> [WHAT TO PRODUCE] Extract every line where the string "JSON" appears.

> [MATERIAL SHOWN]
---+---
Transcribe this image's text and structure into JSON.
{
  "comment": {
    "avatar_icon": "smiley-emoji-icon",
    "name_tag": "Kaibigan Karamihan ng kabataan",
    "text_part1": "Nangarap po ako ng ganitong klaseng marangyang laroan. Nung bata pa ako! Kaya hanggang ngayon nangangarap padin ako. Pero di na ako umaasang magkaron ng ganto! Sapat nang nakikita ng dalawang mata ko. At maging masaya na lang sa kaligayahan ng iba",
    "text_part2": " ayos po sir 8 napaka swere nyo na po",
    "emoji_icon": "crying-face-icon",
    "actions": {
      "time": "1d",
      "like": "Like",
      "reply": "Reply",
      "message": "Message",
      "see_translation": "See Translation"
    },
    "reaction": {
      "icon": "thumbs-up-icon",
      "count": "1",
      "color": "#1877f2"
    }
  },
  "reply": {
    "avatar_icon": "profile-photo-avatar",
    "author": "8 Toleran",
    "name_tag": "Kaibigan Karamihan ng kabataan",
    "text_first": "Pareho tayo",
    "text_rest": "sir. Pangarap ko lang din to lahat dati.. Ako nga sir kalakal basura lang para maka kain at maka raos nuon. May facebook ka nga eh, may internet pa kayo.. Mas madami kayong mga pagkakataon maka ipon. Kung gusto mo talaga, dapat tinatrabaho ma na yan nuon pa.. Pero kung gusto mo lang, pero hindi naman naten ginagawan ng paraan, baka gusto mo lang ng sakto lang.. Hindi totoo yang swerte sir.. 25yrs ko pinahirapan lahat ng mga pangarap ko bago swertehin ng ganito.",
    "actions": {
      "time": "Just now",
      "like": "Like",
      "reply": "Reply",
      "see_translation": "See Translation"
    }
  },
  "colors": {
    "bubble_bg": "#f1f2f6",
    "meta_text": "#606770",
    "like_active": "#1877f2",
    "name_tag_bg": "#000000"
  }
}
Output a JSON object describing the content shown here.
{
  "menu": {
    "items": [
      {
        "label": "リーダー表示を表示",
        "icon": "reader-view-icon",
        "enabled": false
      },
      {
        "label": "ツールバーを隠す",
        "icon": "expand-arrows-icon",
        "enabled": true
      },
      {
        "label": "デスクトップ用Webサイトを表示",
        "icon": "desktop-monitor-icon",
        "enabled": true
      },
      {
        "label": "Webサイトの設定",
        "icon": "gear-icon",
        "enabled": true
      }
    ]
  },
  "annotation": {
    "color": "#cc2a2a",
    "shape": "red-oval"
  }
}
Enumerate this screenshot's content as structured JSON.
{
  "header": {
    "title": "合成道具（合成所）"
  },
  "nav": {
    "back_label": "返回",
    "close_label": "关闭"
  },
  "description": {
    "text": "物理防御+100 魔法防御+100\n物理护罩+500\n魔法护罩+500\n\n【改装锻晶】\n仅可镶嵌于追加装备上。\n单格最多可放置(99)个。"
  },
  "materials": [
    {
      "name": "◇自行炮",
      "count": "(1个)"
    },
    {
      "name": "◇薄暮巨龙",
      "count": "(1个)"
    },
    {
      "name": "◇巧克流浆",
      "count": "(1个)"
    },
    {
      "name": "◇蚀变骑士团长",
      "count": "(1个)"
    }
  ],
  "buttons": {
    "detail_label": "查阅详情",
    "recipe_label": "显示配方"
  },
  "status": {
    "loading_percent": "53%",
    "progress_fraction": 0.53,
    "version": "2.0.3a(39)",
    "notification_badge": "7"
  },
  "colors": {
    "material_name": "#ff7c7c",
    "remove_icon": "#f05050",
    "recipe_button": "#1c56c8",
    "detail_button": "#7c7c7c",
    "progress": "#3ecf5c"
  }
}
---+---
> [FINAL ANSWER]
Transcribe this image's text and structure into JSON.
Output a JSON object describing the content shown here.
Enumerate this screenshot's content as structured JSON.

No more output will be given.